**TASK DIRECTIONS**
Copy all the material below, exactly as it stands.

**MATERIAL PROVIDED**
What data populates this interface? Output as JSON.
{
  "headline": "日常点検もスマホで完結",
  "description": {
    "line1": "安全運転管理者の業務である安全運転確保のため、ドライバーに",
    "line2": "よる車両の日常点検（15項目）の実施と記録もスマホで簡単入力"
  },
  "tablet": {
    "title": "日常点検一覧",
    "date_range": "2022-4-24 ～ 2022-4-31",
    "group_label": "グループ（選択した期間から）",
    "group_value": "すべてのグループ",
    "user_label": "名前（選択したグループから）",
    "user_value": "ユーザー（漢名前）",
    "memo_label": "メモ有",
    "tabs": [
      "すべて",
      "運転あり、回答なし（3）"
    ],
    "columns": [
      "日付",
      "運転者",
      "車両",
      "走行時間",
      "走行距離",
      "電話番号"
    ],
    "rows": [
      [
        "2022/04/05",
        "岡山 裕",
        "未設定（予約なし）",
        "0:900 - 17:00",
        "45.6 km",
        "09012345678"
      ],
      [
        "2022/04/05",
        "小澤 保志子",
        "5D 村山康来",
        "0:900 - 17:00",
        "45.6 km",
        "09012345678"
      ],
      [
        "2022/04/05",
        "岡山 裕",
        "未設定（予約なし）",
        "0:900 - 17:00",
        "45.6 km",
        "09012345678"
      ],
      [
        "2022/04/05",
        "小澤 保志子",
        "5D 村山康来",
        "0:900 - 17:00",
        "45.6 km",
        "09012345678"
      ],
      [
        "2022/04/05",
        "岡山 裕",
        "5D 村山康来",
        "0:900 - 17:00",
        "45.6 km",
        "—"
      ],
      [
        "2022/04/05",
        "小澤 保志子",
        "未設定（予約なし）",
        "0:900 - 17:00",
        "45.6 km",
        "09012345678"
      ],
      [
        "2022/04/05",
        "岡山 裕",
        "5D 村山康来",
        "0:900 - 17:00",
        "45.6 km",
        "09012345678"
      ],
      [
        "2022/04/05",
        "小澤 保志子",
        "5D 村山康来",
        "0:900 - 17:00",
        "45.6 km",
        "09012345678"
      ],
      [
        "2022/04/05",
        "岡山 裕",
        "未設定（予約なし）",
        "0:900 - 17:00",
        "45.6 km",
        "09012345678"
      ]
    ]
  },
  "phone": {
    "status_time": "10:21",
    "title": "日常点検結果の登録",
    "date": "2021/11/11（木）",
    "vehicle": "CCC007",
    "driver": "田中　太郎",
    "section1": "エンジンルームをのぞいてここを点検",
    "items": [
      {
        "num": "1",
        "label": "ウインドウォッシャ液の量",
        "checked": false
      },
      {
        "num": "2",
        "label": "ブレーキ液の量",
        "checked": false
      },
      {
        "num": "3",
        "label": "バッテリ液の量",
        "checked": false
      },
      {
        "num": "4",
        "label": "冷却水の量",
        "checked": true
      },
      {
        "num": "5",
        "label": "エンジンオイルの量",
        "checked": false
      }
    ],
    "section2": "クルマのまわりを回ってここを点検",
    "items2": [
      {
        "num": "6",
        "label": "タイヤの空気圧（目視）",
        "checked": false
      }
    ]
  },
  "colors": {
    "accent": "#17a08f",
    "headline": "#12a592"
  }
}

**FINISHED TASK**
What data populates this interface? Output as JSON.
{
  "headline": "日常点検もスマホで完結",
  "description": {
    "line1": "安全運転管理者の業務である安全運転確保のため、ドライバーに",
    "line2": "よる車両の日常点検（15項目）の実施と記録もスマホで簡単入力"
  },
  "tablet": {
    "title": "日常点検一覧",
    "date_range": "2022-4-24 ～ 2022-4-31",
    "group_label": "グループ（選択した期間から）",
    "group_value": "すべてのグループ",
    "user_label": "名前（選択したグループから）",
    "user_value": "ユーザー（漢名前）",
    "memo_label": "メモ有",
    "tabs": [
      "すべて",
      "運転あり、回答なし（3）"
    ],
    "columns": [
      "日付",
      "運転者",
      "車両",
      "走行時間",
      "走行距離",
      "電話番号"
    ],
    "rows": [
      [
        "2022/04/05",
        "岡山 裕",
        "未設定（予約なし）",
        "0:900 - 17:00",
        "45.6 km",
        "09012345678"
      ],
      [
        "2022/04/05",
        "小澤 保志子",
        "5D 村山康来",
        "0:900 - 17:00",
        "45.6 km",
        "09012345678"
      ],
      [
        "2022/04/05",
        "岡山 裕",
        "未設定（予約なし）",
        "0:900 - 17:00",
        "45.6 km",
        "09012345678"
      ],
      [
        "2022/04/05",
        "小澤 保志子",
        "5D 村山康来",
        "0:900 - 17:00",
        "45.6 km",
        "09012345678"
      ],
      [
        "2022/04/05",
        "岡山 裕",
        "5D 村山康来",
        "0:900 - 17:00",
        "45.6 km",
        "—"
      ],
      [
        "2022/04/05",
        "小澤 保志子",
        "未設定（予約なし）",
        "0:900 - 17:00",
        "45.6 km",
        "09012345678"
      ],
      [
        "2022/04/05",
        "岡山 裕",
        "5D 村山康来",
        "0:900 - 17:00",
        "45.6 km",
        "09012345678"
      ],
      [
        "2022/04/05",
        "小澤 保志子",
        "5D 村山康来",
        "0:900 - 17:00",
        "45.6 km",
        "09012345678"
      ],
      [
        "2022/04/05",
        "岡山 裕",
        "未設定（予約なし）",
        "0:900 - 17:00",
        "45.6 km",
        "09012345678"
      ]
    ]
  },
  "phone": {
    "status_time": "10:21",
    "title": "日常点検結果の登録",
    "date": "2021/11/11（木）",
    "vehicle": "CCC007",
    "driver": "田中　太郎",
    "section1": "エンジンルームをのぞいてここを点検",
    "items": [
      {
        "num": "1",
        "label": "ウインドウォッシャ液の量",
        "checked": false
      },
      {
        "num": "2",
        "label": "ブレーキ液の量",
        "checked": false
      },
      {
        "num": "3",
        "label": "バッテリ液の量",
        "checked": false
      },
      {
        "num": "4",
        "label": "冷却水の量",
        "checked": true
      },
      {
        "num": "5",
        "label": "エンジンオイルの量",
        "checked": false
      }
    ],
    "section2": "クルマのまわりを回ってここを点検",
    "items2": [
      {
        "num": "6",
        "label": "タイヤの空気圧（目視）",
        "checked": false
      }
    ]
  },
  "colors": {
    "accent": "#17a08f",
    "headline": "#12a592"
  }
}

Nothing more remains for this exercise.